▸ **EXERCISE DETAILS**
Repeat all of the material below exactly as written, images excluded.

** Start of THE INPUT **

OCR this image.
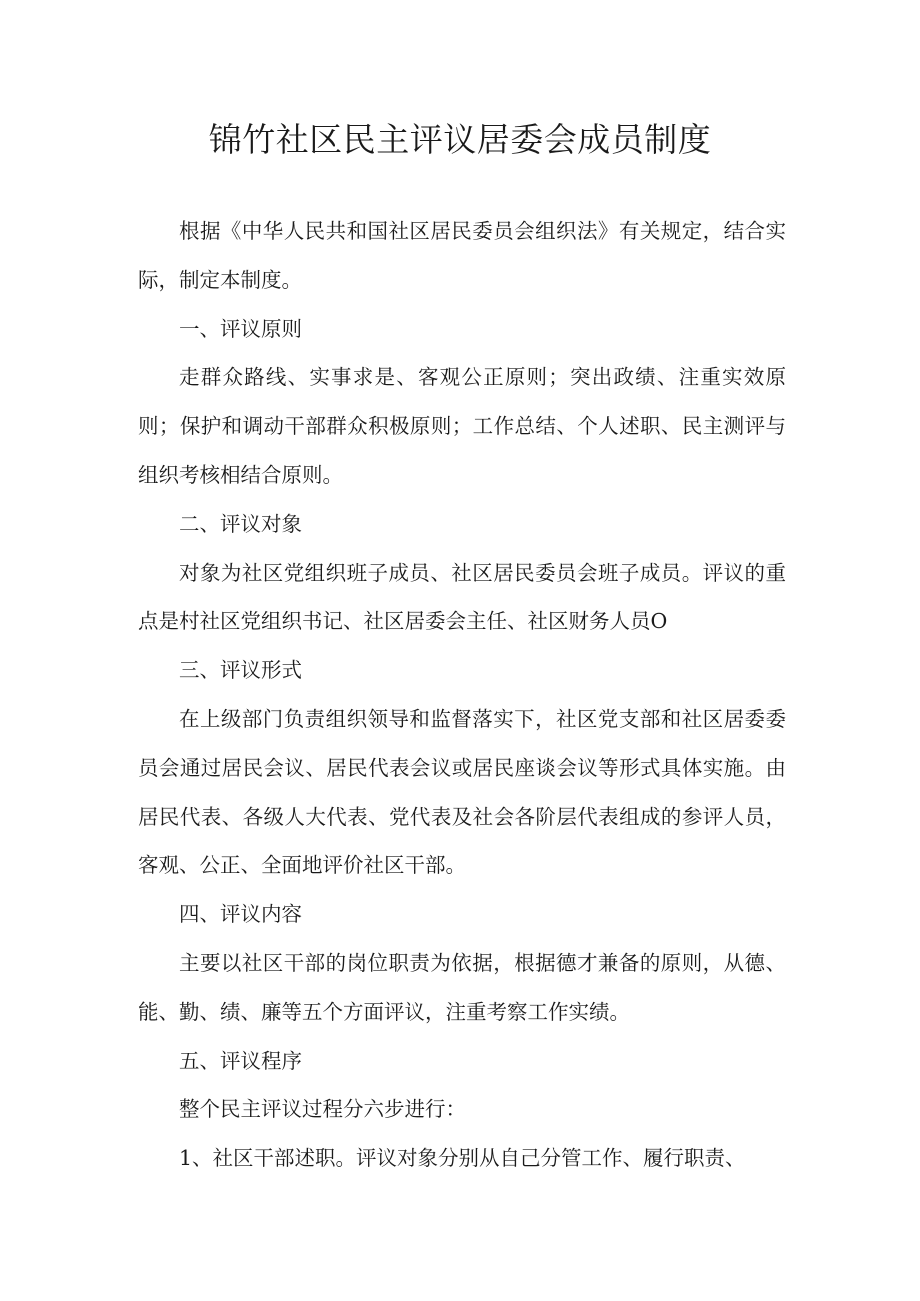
锦竹社区民主评议居委会成员制度

根据《中华人民共和国社区居民委员会组织法》有关规定，结合实际，制定本制度。

一、评议原则

走群众路线、实事求是、客观公正原则；突出政绩、注重实效原则；保护和调动干部群众积极原则；工作总结、个人述职、民主测评与组织考核相结合原则。

二、评议对象

对象为社区党组织班子成员、社区居民委员会班子成员。评议的重点是村社区党组织书记、社区居委会主任、社区财务人员O

三、评议形式

在上级部门负责组织领导和监督落实下，社区党支部和社区居委委员会通过居民会议、居民代表会议或居民座谈会议等形式具体实施。由居民代表、各级人大代表、党代表及社会各阶层代表组成的参评人员，客观、公正、全面地评价社区干部。

四、评议内容

主要以社区干部的岗位职责为依据，根据德才兼备的原则，从德、能、勤、绩、廉等五个方面评议，注重考察工作实绩。

五、评议程序

整个民主评议过程分六步进行：

1、社区干部述职。评议对象分别从自己分管工作、履行职责、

** End of THE INPUT **

▸ **FULL OUTPUT**
OCR this image.
锦竹社区民主评议居委会成员制度

根据《中华人民共和国社区居民委员会组织法》有关规定，结合实际，制定本制度。

一、评议原则

走群众路线、实事求是、客观公正原则；突出政绩、注重实效原则；保护和调动干部群众积极原则；工作总结、个人述职、民主测评与组织考核相结合原则。

二、评议对象

对象为社区党组织班子成员、社区居民委员会班子成员。评议的重点是村社区党组织书记、社区居委会主任、社区财务人员O

三、评议形式

在上级部门负责组织领导和监督落实下，社区党支部和社区居委委员会通过居民会议、居民代表会议或居民座谈会议等形式具体实施。由居民代表、各级人大代表、党代表及社会各阶层代表组成的参评人员，客观、公正、全面地评价社区干部。

四、评议内容

主要以社区干部的岗位职责为依据，根据德才兼备的原则，从德、能、勤、绩、廉等五个方面评议，注重考察工作实绩。

五、评议程序

整个民主评议过程分六步进行：

1、社区干部述职。评议对象分别从自己分管工作、履行职责、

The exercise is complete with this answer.